--- EXERCISE BRIEF ---
Please transcribe the data below exactly. Leave the pictures out.

--- RECORD EXTRACTS ---
....................

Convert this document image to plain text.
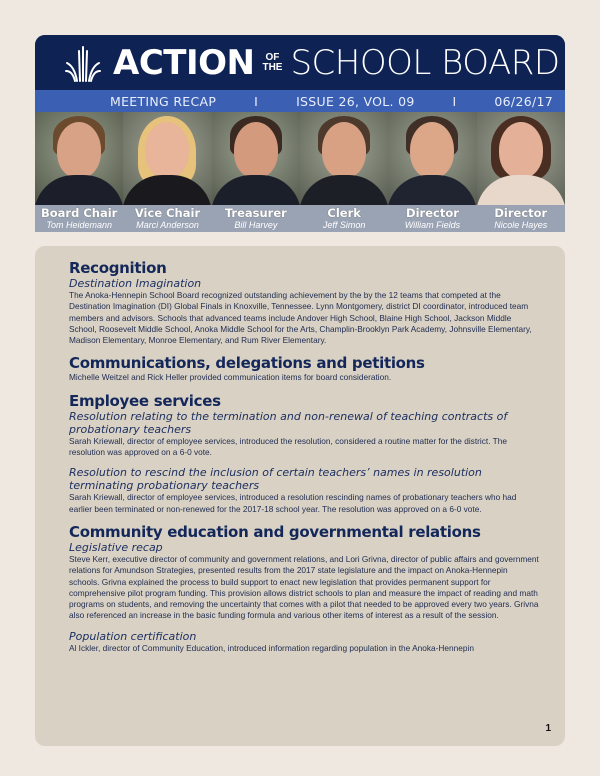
ACTION	OF
THE SCHOOL BOARD
MEETING RECAP	I	ISSUE 26, VOL. 09	I	06/26/17
Board Chair
Tom Heidemann
Vice Chair
Marci Anderson
Treasurer
Bill Harvey
Clerk
Jeff Simon
Director
William Fields
Director
Nicole Hayes
Recognition

Destination Imagination

The Anoka-Hennepin School Board recognized outstanding achievement by the by the 12 teams that competed at the Destination Imagination (DI) Global Finals in Knoxville, Tennessee. Lynn Montgomery, district DI coordinator, introduced team members and advisors. Schools that advanced teams include Andover High School, Blaine High School, Jackson Middle School, Roosevelt Middle School, Anoka Middle School for the Arts, Champlin-Brooklyn Park Academy, Johnsville Elementary, Madison Elementary, Monroe Elementary, and Rum River Elementary.

Communications, delegations and petitions

Michelle Weitzel and Rick Heller provided communication items for board consideration.

Employee services

Resolution relating to the termination and non-renewal of teaching contracts of probationary teachers

Sarah Kriewall, director of employee services, introduced the resolution, considered a routine matter for the district. The resolution was approved on a 6-0 vote.

Resolution to rescind the inclusion of certain teachers’ names in resolution terminating probationary teachers

Sarah Kriewall, director of employee services, introduced a resolution rescinding names of probationary teachers who had earlier been terminated or non-renewed for the 2017-18 school year. The resolution was approved on a 6-0 vote.

Community education and governmental relations

Legislative recap

Steve Kerr, executive director of community and government relations, and Lori Grivna, director of public affairs and government relations for Amundson Strategies, presented results from the 2017 state legislature and the impact on Anoka-Hennepin schools. Grivna explained the process to build support to enact new legislation that provides permanent support for comprehensive pilot program funding. This provision allows district schools to plan and measure the impact of reading and math programs on students, and removing the uncertainty that comes with a pilot that needed to be approved every two years. Grivna also referenced an increase in the basic funding formula and various other items of interest as a result of the session.

Population certification

Al Ickler, director of Community Education, introduced information regarding population in the Anoka-Hennepin

1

....................

--- EXERCISE RESPONSE ---
Convert this document image to plain text.
ACTION	OF
THE SCHOOL BOARD
MEETING RECAP	I	ISSUE 26, VOL. 09	I	06/26/17
Board Chair
Tom Heidemann
Vice Chair
Marci Anderson
Treasurer
Bill Harvey
Clerk
Jeff Simon
Director
William Fields
Director
Nicole Hayes
Recognition

Destination Imagination

The Anoka-Hennepin School Board recognized outstanding achievement by the by the 12 teams that competed at the Destination Imagination (DI) Global Finals in Knoxville, Tennessee. Lynn Montgomery, district DI coordinator, introduced team members and advisors. Schools that advanced teams include Andover High School, Blaine High School, Jackson Middle School, Roosevelt Middle School, Anoka Middle School for the Arts, Champlin-Brooklyn Park Academy, Johnsville Elementary, Madison Elementary, Monroe Elementary, and Rum River Elementary.

Communications, delegations and petitions

Michelle Weitzel and Rick Heller provided communication items for board consideration.

Employee services

Resolution relating to the termination and non-renewal of teaching contracts of probationary teachers

Sarah Kriewall, director of employee services, introduced the resolution, considered a routine matter for the district. The resolution was approved on a 6-0 vote.

Resolution to rescind the inclusion of certain teachers’ names in resolution terminating probationary teachers

Sarah Kriewall, director of employee services, introduced a resolution rescinding names of probationary teachers who had earlier been terminated or non-renewed for the 2017-18 school year. The resolution was approved on a 6-0 vote.

Community education and governmental relations

Legislative recap

Steve Kerr, executive director of community and government relations, and Lori Grivna, director of public affairs and government relations for Amundson Strategies, presented results from the 2017 state legislature and the impact on Anoka-Hennepin schools. Grivna explained the process to build support to enact new legislation that provides permanent support for comprehensive pilot program funding. This provision allows district schools to plan and measure the impact of reading and math programs on students, and removing the uncertainty that comes with a pilot that needed to be approved every two years. Grivna also referenced an increase in the basic funding formula and various other items of interest as a result of the session.

Population certification

Al Ickler, director of Community Education, introduced information regarding population in the Anoka-Hennepin

1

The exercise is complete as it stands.